*** Source data ***
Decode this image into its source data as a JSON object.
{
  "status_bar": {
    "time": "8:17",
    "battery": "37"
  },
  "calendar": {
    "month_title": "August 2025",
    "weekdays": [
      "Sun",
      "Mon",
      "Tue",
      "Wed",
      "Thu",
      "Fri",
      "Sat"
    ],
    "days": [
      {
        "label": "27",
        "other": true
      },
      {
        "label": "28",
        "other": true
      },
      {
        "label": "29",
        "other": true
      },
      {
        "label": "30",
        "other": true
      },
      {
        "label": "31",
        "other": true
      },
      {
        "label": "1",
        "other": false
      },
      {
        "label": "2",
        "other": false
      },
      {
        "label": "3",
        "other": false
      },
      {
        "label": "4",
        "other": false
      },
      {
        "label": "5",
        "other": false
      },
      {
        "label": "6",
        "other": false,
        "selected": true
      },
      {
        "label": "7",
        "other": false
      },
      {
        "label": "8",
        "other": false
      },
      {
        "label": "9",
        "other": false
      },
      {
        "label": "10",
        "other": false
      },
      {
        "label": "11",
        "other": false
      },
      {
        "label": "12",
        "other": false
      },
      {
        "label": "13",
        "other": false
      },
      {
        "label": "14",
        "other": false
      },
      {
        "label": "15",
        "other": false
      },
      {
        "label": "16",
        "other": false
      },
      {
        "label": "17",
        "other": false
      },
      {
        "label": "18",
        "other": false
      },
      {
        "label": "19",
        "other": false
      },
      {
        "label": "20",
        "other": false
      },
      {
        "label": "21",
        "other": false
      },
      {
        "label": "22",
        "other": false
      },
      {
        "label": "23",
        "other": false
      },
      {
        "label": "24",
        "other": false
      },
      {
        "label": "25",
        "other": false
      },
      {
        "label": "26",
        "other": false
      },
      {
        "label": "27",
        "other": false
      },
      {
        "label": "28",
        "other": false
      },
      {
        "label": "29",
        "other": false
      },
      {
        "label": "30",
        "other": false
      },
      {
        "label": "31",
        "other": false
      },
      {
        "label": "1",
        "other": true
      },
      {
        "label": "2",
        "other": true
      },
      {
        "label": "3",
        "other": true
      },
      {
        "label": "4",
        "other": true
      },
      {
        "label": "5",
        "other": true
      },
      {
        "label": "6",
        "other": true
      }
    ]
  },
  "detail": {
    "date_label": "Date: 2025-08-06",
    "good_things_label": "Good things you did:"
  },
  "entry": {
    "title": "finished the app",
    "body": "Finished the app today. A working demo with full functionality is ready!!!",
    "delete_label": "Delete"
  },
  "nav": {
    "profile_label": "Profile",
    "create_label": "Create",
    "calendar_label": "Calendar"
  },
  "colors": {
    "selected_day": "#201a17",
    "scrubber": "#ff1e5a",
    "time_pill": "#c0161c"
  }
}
***
Stated task: Without leaving anything out, give the entries again exactly.

Final result:
Decode this image into its source data as a JSON object.
{
  "status_bar": {
    "time": "8:17",
    "battery": "37"
  },
  "calendar": {
    "month_title": "August 2025",
    "weekdays": [
      "Sun",
      "Mon",
      "Tue",
      "Wed",
      "Thu",
      "Fri",
      "Sat"
    ],
    "days": [
      {
        "label": "27",
        "other": true
      },
      {
        "label": "28",
        "other": true
      },
      {
        "label": "29",
        "other": true
      },
      {
        "label": "30",
        "other": true
      },
      {
        "label": "31",
        "other": true
      },
      {
        "label": "1",
        "other": false
      },
      {
        "label": "2",
        "other": false
      },
      {
        "label": "3",
        "other": false
      },
      {
        "label": "4",
        "other": false
      },
      {
        "label": "5",
        "other": false
      },
      {
        "label": "6",
        "other": false,
        "selected": true
      },
      {
        "label": "7",
        "other": false
      },
      {
        "label": "8",
        "other": false
      },
      {
        "label": "9",
        "other": false
      },
      {
        "label": "10",
        "other": false
      },
      {
        "label": "11",
        "other": false
      },
      {
        "label": "12",
        "other": false
      },
      {
        "label": "13",
        "other": false
      },
      {
        "label": "14",
        "other": false
      },
      {
        "label": "15",
        "other": false
      },
      {
        "label": "16",
        "other": false
      },
      {
        "label": "17",
        "other": false
      },
      {
        "label": "18",
        "other": false
      },
      {
        "label": "19",
        "other": false
      },
      {
        "label": "20",
        "other": false
      },
      {
        "label": "21",
        "other": false
      },
      {
        "label": "22",
        "other": false
      },
      {
        "label": "23",
        "other": false
      },
      {
        "label": "24",
        "other": false
      },
      {
        "label": "25",
        "other": false
      },
      {
        "label": "26",
        "other": false
      },
      {
        "label": "27",
        "other": false
      },
      {
        "label": "28",
        "other": false
      },
      {
        "label": "29",
        "other": false
      },
      {
        "label": "30",
        "other": false
      },
      {
        "label": "31",
        "other": false
      },
      {
        "label": "1",
        "other": true
      },
      {
        "label": "2",
        "other": true
      },
      {
        "label": "3",
        "other": true
      },
      {
        "label": "4",
        "other": true
      },
      {
        "label": "5",
        "other": true
      },
      {
        "label": "6",
        "other": true
      }
    ]
  },
  "detail": {
    "date_label": "Date: 2025-08-06",
    "good_things_label": "Good things you did:"
  },
  "entry": {
    "title": "finished the app",
    "body": "Finished the app today. A working demo with full functionality is ready!!!",
    "delete_label": "Delete"
  },
  "nav": {
    "profile_label": "Profile",
    "create_label": "Create",
    "calendar_label": "Calendar"
  },
  "colors": {
    "selected_day": "#201a17",
    "scrubber": "#ff1e5a",
    "time_pill": "#c0161c"
  }
}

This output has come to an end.